▸ TASK GOAL: With the pictures omitted, write out the entries that follow exactly as they stand.

▸ GIVEN DATA:
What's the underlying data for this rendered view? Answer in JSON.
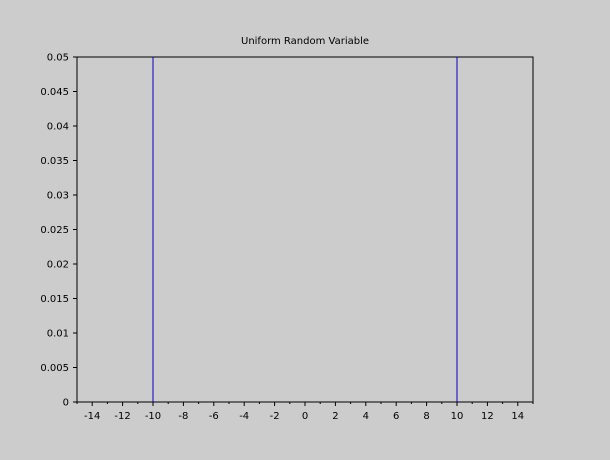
{
  "chart_data": {
    "type": "line",
    "title": "Uniform Random Variable",
    "xlabel": "",
    "ylabel": "",
    "xlim": [
      -15,
      15
    ],
    "ylim": [
      0,
      0.05
    ],
    "x_ticks": [
      -14,
      -12,
      -10,
      -8,
      -6,
      -4,
      -2,
      0,
      2,
      4,
      6,
      8,
      10,
      12,
      14
    ],
    "y_ticks": [
      "0",
      "0.005",
      "0.01",
      "0.015",
      "0.02",
      "0.025",
      "0.03",
      "0.035",
      "0.04",
      "0.045",
      "0.05"
    ],
    "grid": false,
    "series": [
      {
        "x": [
          -10,
          -10
        ],
        "y": [
          0,
          0.05
        ]
      },
      {
        "x": [
          10,
          10
        ],
        "y": [
          0,
          0.05
        ]
      }
    ],
    "colors": {
      "background": "#cccccc",
      "series": "#0000cc",
      "axis": "#000000"
    }
  }
}
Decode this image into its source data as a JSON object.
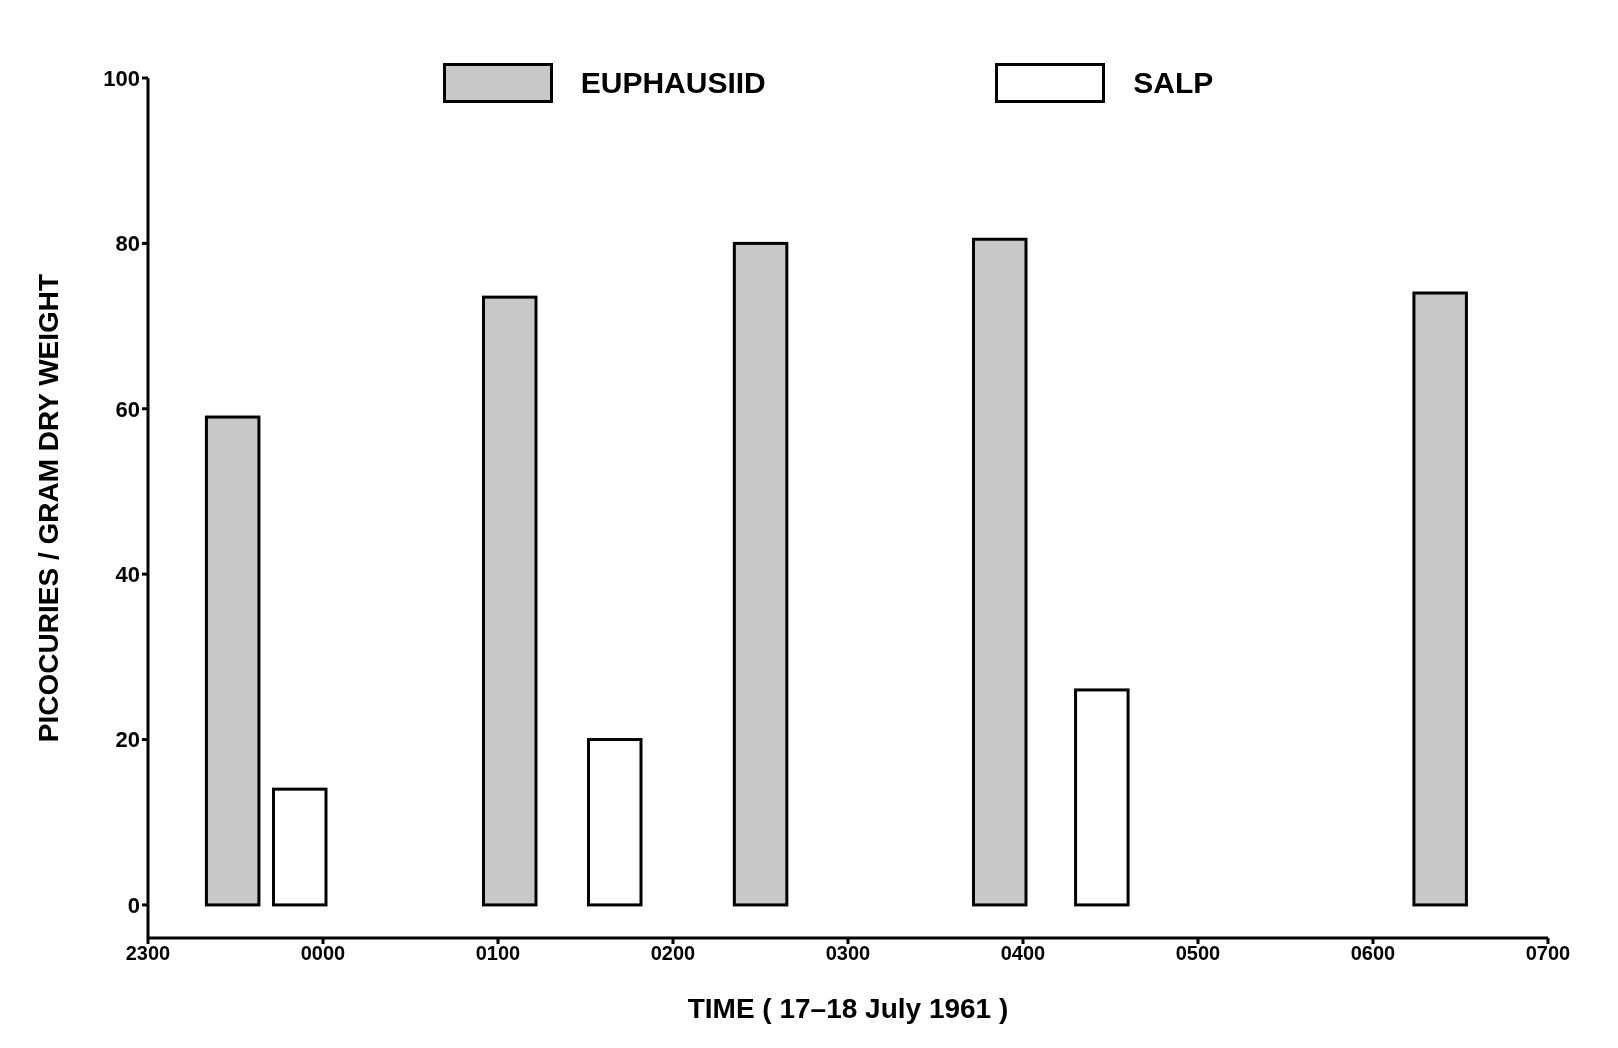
{
  "chart_data": {
    "type": "bar",
    "xlabel": "TIME ( 17–18 July 1961 )",
    "ylabel": "PICOCURIES / GRAM DRY WEIGHT",
    "xlim": [
      "1961-07-17T23:00",
      "1961-07-18T07:00"
    ],
    "xticks": [
      {
        "value": "1961-07-17T23:00",
        "label": "2300"
      },
      {
        "value": "1961-07-18T00:00",
        "label": "0000"
      },
      {
        "value": "1961-07-18T01:00",
        "label": "0100"
      },
      {
        "value": "1961-07-18T02:00",
        "label": "0200"
      },
      {
        "value": "1961-07-18T03:00",
        "label": "0300"
      },
      {
        "value": "1961-07-18T04:00",
        "label": "0400"
      },
      {
        "value": "1961-07-18T05:00",
        "label": "0500"
      },
      {
        "value": "1961-07-18T06:00",
        "label": "0600"
      },
      {
        "value": "1961-07-18T07:00",
        "label": "0700"
      }
    ],
    "ylim": [
      -4,
      100
    ],
    "yticks": [
      0,
      20,
      40,
      60,
      80,
      100
    ],
    "grid": false,
    "legend": "top",
    "series": [
      {
        "name": "EUPHAUSIID",
        "color": "#c8c8c8",
        "x": [
          "1961-07-17T23:29",
          "1961-07-18T01:04",
          "1961-07-18T02:30",
          "1961-07-18T03:52",
          "1961-07-18T06:23"
        ],
        "values": [
          59,
          73.5,
          80,
          80.5,
          74
        ]
      },
      {
        "name": "SALP",
        "color": "#ffffff",
        "x": [
          "1961-07-17T23:52",
          "1961-07-18T01:40",
          "1961-07-18T02:58",
          "1961-07-18T04:27",
          "1961-07-18T06:43"
        ],
        "values": [
          14,
          20,
          0,
          26,
          0
        ]
      }
    ]
  }
}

▸ COMPLETED EXERCISE:
What's the underlying data for this rendered view? Answer in JSON.
{
  "chart_data": {
    "type": "line",
    "title": "Uniform Random Variable",
    "xlabel": "",
    "ylabel": "",
    "xlim": [
      -15,
      15
    ],
    "ylim": [
      0,
      0.05
    ],
    "x_ticks": [
      -14,
      -12,
      -10,
      -8,
      -6,
      -4,
      -2,
      0,
      2,
      4,
      6,
      8,
      10,
      12,
      14
    ],
    "y_ticks": [
      "0",
      "0.005",
      "0.01",
      "0.015",
      "0.02",
      "0.025",
      "0.03",
      "0.035",
      "0.04",
      "0.045",
      "0.05"
    ],
    "grid": false,
    "series": [
      {
        "x": [
          -10,
          -10
        ],
        "y": [
          0,
          0.05
        ]
      },
      {
        "x": [
          10,
          10
        ],
        "y": [
          0,
          0.05
        ]
      }
    ],
    "colors": {
      "background": "#cccccc",
      "series": "#0000cc",
      "axis": "#000000"
    }
  }
}
Decode this image into its source data as a JSON object.
{
  "chart_data": {
    "type": "bar",
    "xlabel": "TIME ( 17–18 July 1961 )",
    "ylabel": "PICOCURIES / GRAM DRY WEIGHT",
    "xlim": [
      "1961-07-17T23:00",
      "1961-07-18T07:00"
    ],
    "xticks": [
      {
        "value": "1961-07-17T23:00",
        "label": "2300"
      },
      {
        "value": "1961-07-18T00:00",
        "label": "0000"
      },
      {
        "value": "1961-07-18T01:00",
        "label": "0100"
      },
      {
        "value": "1961-07-18T02:00",
        "label": "0200"
      },
      {
        "value": "1961-07-18T03:00",
        "label": "0300"
      },
      {
        "value": "1961-07-18T04:00",
        "label": "0400"
      },
      {
        "value": "1961-07-18T05:00",
        "label": "0500"
      },
      {
        "value": "1961-07-18T06:00",
        "label": "0600"
      },
      {
        "value": "1961-07-18T07:00",
        "label": "0700"
      }
    ],
    "ylim": [
      -4,
      100
    ],
    "yticks": [
      0,
      20,
      40,
      60,
      80,
      100
    ],
    "grid": false,
    "legend": "top",
    "series": [
      {
        "name": "EUPHAUSIID",
        "color": "#c8c8c8",
        "x": [
          "1961-07-17T23:29",
          "1961-07-18T01:04",
          "1961-07-18T02:30",
          "1961-07-18T03:52",
          "1961-07-18T06:23"
        ],
        "values": [
          59,
          73.5,
          80,
          80.5,
          74
        ]
      },
      {
        "name": "SALP",
        "color": "#ffffff",
        "x": [
          "1961-07-17T23:52",
          "1961-07-18T01:40",
          "1961-07-18T02:58",
          "1961-07-18T04:27",
          "1961-07-18T06:43"
        ],
        "values": [
          14,
          20,
          0,
          26,
          0
        ]
      }
    ]
  }
}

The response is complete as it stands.